Items listed in a dataset:
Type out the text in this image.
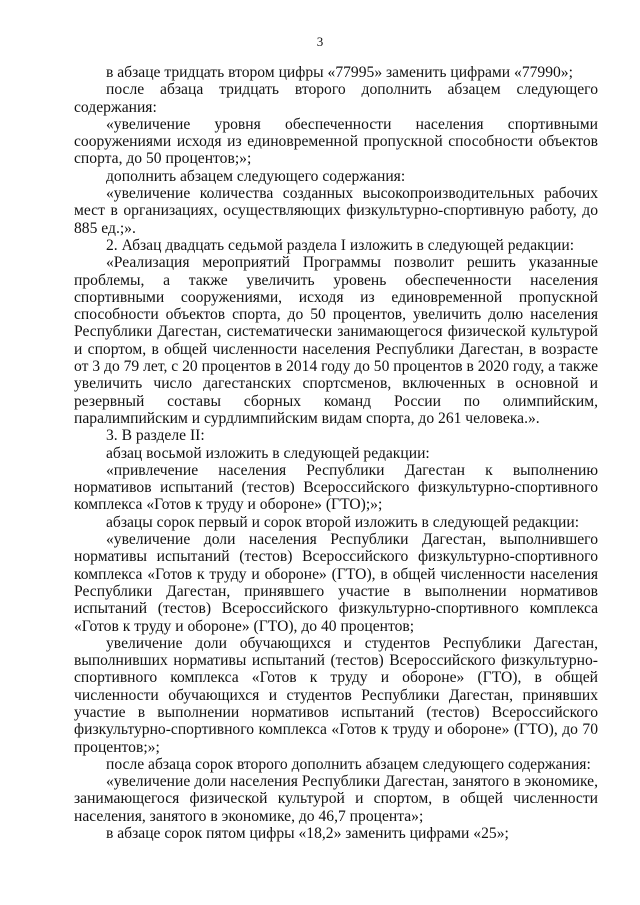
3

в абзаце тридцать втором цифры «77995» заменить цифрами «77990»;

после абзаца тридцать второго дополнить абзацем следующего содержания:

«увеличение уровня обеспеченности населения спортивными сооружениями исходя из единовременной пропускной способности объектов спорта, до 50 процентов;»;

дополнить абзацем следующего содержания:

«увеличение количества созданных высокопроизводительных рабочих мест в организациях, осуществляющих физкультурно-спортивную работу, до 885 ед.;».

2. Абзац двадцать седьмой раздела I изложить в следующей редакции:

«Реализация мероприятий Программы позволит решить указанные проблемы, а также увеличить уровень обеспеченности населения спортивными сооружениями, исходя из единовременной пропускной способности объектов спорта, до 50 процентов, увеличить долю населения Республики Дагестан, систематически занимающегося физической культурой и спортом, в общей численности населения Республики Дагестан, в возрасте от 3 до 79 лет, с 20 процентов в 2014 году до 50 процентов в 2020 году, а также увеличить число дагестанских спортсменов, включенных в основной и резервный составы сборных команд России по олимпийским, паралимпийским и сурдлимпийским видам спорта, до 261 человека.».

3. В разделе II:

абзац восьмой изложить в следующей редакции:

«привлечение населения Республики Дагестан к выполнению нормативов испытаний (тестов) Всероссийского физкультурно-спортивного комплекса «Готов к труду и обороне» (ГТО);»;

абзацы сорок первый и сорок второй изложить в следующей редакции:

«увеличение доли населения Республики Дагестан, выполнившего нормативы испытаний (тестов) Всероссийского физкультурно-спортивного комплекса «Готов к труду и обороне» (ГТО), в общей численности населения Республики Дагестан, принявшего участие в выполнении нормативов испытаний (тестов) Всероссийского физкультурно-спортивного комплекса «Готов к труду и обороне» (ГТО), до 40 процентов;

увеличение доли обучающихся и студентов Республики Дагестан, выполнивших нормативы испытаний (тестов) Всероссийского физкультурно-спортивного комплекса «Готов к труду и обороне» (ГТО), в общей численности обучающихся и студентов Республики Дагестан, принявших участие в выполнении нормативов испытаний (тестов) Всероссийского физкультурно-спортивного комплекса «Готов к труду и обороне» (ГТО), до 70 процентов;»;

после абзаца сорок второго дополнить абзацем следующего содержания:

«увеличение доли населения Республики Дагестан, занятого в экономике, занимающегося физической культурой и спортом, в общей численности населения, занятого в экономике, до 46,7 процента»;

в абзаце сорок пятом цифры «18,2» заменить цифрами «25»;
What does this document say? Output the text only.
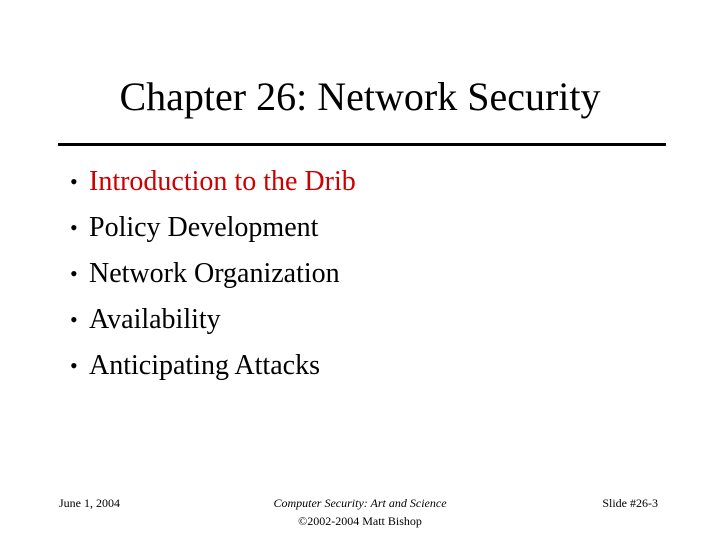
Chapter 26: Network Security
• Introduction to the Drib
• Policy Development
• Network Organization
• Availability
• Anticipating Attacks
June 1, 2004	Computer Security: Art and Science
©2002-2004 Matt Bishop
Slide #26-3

TASK DETAILS: Show every line in the records above that contains the word "после".

RESULT:
после абзаца тридцать второго дополнить абзацем следующего содержания:
после абзаца сорок второго дополнить абзацем следующего содержания:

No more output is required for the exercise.